Raw records
===

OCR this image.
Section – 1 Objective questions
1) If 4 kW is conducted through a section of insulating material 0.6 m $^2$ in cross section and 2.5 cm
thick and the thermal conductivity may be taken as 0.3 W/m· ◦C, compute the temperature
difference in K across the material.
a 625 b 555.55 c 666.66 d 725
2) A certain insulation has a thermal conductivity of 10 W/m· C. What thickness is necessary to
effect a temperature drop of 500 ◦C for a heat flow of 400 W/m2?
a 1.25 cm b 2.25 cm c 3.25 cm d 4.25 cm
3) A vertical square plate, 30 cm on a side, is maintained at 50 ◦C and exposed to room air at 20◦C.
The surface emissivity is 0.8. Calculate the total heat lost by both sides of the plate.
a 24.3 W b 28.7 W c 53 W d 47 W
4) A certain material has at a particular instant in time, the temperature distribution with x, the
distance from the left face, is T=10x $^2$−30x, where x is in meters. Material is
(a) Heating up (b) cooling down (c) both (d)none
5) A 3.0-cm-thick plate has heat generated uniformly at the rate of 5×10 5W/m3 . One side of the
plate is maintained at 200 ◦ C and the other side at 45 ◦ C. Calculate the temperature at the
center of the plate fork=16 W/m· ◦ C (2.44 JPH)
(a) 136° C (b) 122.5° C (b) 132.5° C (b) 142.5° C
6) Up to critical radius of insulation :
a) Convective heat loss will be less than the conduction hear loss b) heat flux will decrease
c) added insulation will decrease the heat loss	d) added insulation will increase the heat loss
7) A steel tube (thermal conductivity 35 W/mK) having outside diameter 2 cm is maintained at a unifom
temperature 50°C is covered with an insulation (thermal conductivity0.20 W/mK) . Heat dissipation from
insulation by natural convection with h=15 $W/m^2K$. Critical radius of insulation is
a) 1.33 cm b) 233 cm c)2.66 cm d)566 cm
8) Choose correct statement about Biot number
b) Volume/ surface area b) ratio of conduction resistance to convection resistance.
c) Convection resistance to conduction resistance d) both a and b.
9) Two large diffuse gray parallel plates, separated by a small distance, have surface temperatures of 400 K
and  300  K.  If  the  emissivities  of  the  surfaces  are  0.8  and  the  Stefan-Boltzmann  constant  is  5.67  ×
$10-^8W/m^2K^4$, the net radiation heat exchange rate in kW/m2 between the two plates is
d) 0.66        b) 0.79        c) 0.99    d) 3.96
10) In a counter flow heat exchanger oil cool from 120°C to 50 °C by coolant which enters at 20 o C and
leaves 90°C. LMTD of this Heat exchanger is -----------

===

## Aim
Copy each record from above without leaving any out.

## Exercise result
OCR this image.
Section – 1 Objective questions
1) If 4 kW is conducted through a section of insulating material 0.6 m $^2$ in cross section and 2.5 cm
thick and the thermal conductivity may be taken as 0.3 W/m· ◦C, compute the temperature
difference in K across the material.
a 625 b 555.55 c 666.66 d 725
2) A certain insulation has a thermal conductivity of 10 W/m· C. What thickness is necessary to
effect a temperature drop of 500 ◦C for a heat flow of 400 W/m2?
a 1.25 cm b 2.25 cm c 3.25 cm d 4.25 cm
3) A vertical square plate, 30 cm on a side, is maintained at 50 ◦C and exposed to room air at 20◦C.
The surface emissivity is 0.8. Calculate the total heat lost by both sides of the plate.
a 24.3 W b 28.7 W c 53 W d 47 W
4) A certain material has at a particular instant in time, the temperature distribution with x, the
distance from the left face, is T=10x $^2$−30x, where x is in meters. Material is
(a) Heating up (b) cooling down (c) both (d)none
5) A 3.0-cm-thick plate has heat generated uniformly at the rate of 5×10 5W/m3 . One side of the
plate is maintained at 200 ◦ C and the other side at 45 ◦ C. Calculate the temperature at the
center of the plate fork=16 W/m· ◦ C (2.44 JPH)
(a) 136° C (b) 122.5° C (b) 132.5° C (b) 142.5° C
6) Up to critical radius of insulation :
a) Convective heat loss will be less than the conduction hear loss b) heat flux will decrease
c) added insulation will decrease the heat loss	d) added insulation will increase the heat loss
7) A steel tube (thermal conductivity 35 W/mK) having outside diameter 2 cm is maintained at a unifom
temperature 50°C is covered with an insulation (thermal conductivity0.20 W/mK) . Heat dissipation from
insulation by natural convection with h=15 $W/m^2K$. Critical radius of insulation is
a) 1.33 cm b) 233 cm c)2.66 cm d)566 cm
8) Choose correct statement about Biot number
b) Volume/ surface area b) ratio of conduction resistance to convection resistance.
c) Convection resistance to conduction resistance d) both a and b.
9) Two large diffuse gray parallel plates, separated by a small distance, have surface temperatures of 400 K
and  300  K.  If  the  emissivities  of  the  surfaces  are  0.8  and  the  Stefan-Boltzmann  constant  is  5.67  ×
$10-^8W/m^2K^4$, the net radiation heat exchange rate in kW/m2 between the two plates is
d) 0.66        b) 0.79        c) 0.99    d) 3.96
10) In a counter flow heat exchanger oil cool from 120°C to 50 °C by coolant which enters at 20 o C and
leaves 90°C. LMTD of this Heat exchanger is -----------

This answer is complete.